[Data excerpts]
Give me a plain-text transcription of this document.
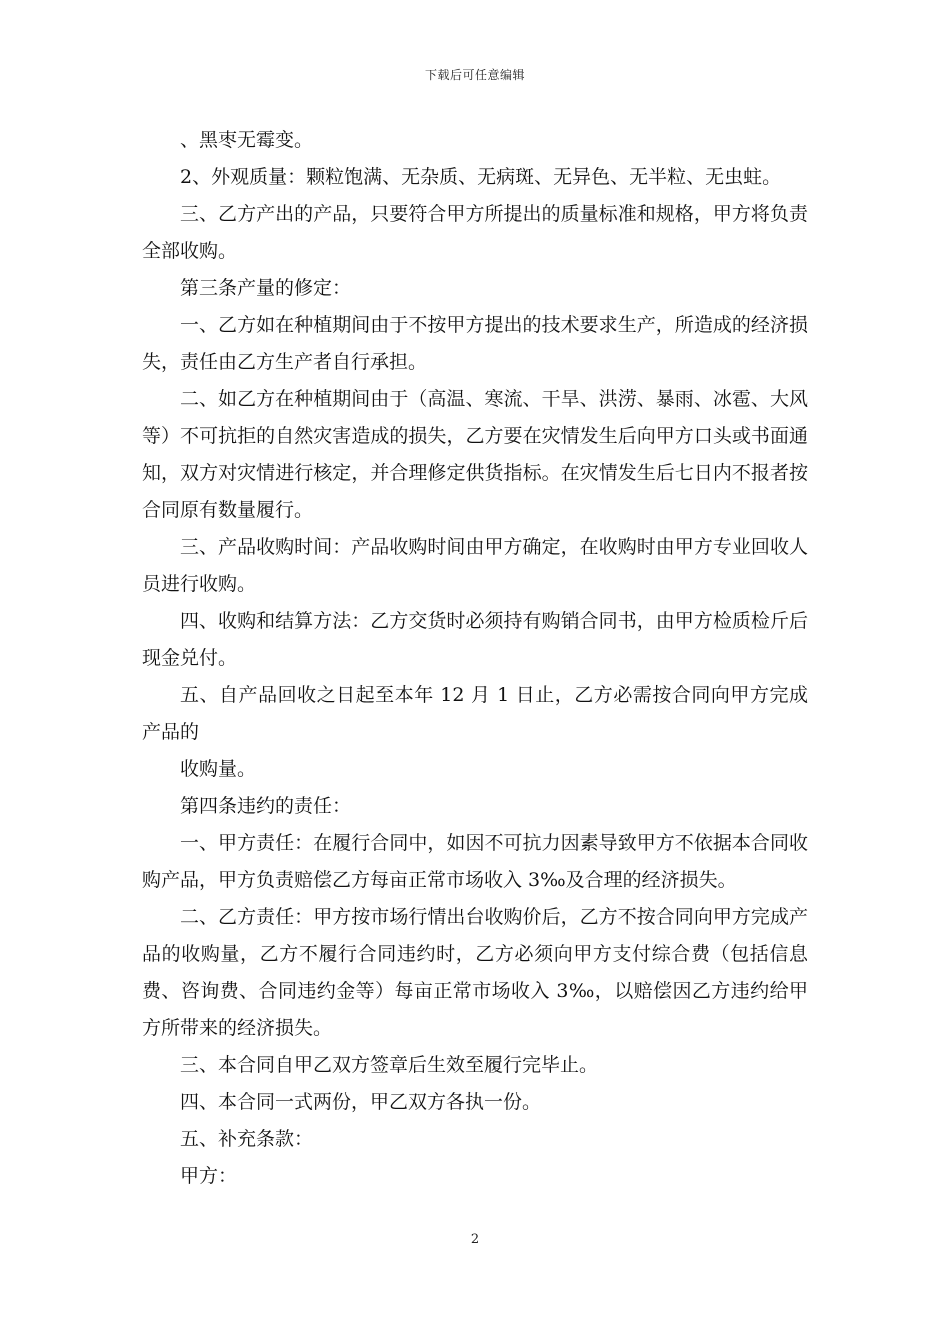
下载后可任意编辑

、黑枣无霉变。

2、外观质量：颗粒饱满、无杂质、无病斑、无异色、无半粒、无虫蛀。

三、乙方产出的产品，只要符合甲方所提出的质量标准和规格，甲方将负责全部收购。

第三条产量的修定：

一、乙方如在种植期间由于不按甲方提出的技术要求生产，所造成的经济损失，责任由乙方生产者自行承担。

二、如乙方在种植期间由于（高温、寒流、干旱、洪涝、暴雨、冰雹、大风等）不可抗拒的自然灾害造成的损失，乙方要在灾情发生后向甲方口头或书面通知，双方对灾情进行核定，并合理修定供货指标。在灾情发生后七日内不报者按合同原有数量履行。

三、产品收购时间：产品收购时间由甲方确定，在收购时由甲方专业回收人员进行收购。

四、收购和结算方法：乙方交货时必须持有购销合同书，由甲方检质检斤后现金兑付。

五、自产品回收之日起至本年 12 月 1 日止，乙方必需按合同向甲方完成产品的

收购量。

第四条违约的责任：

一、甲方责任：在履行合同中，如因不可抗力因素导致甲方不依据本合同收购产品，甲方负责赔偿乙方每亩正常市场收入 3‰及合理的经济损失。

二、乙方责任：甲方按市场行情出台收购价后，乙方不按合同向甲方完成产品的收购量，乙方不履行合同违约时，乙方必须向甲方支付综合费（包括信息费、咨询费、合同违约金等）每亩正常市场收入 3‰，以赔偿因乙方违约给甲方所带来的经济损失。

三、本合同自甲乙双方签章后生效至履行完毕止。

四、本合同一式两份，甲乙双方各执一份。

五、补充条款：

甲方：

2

**What to work on**
Exact duplication of all the records is required; pictures are omitted from the copy.

**Task answer**
Give me a plain-text transcription of this document.
下载后可任意编辑

、黑枣无霉变。

2、外观质量：颗粒饱满、无杂质、无病斑、无异色、无半粒、无虫蛀。

三、乙方产出的产品，只要符合甲方所提出的质量标准和规格，甲方将负责全部收购。

第三条产量的修定：

一、乙方如在种植期间由于不按甲方提出的技术要求生产，所造成的经济损失，责任由乙方生产者自行承担。

二、如乙方在种植期间由于（高温、寒流、干旱、洪涝、暴雨、冰雹、大风等）不可抗拒的自然灾害造成的损失，乙方要在灾情发生后向甲方口头或书面通知，双方对灾情进行核定，并合理修定供货指标。在灾情发生后七日内不报者按合同原有数量履行。

三、产品收购时间：产品收购时间由甲方确定，在收购时由甲方专业回收人员进行收购。

四、收购和结算方法：乙方交货时必须持有购销合同书，由甲方检质检斤后现金兑付。

五、自产品回收之日起至本年 12 月 1 日止，乙方必需按合同向甲方完成产品的

收购量。

第四条违约的责任：

一、甲方责任：在履行合同中，如因不可抗力因素导致甲方不依据本合同收购产品，甲方负责赔偿乙方每亩正常市场收入 3‰及合理的经济损失。

二、乙方责任：甲方按市场行情出台收购价后，乙方不按合同向甲方完成产品的收购量，乙方不履行合同违约时，乙方必须向甲方支付综合费（包括信息费、咨询费、合同违约金等）每亩正常市场收入 3‰，以赔偿因乙方违约给甲方所带来的经济损失。

三、本合同自甲乙双方签章后生效至履行完毕止。

四、本合同一式两份，甲乙双方各执一份。

五、补充条款：

甲方：

2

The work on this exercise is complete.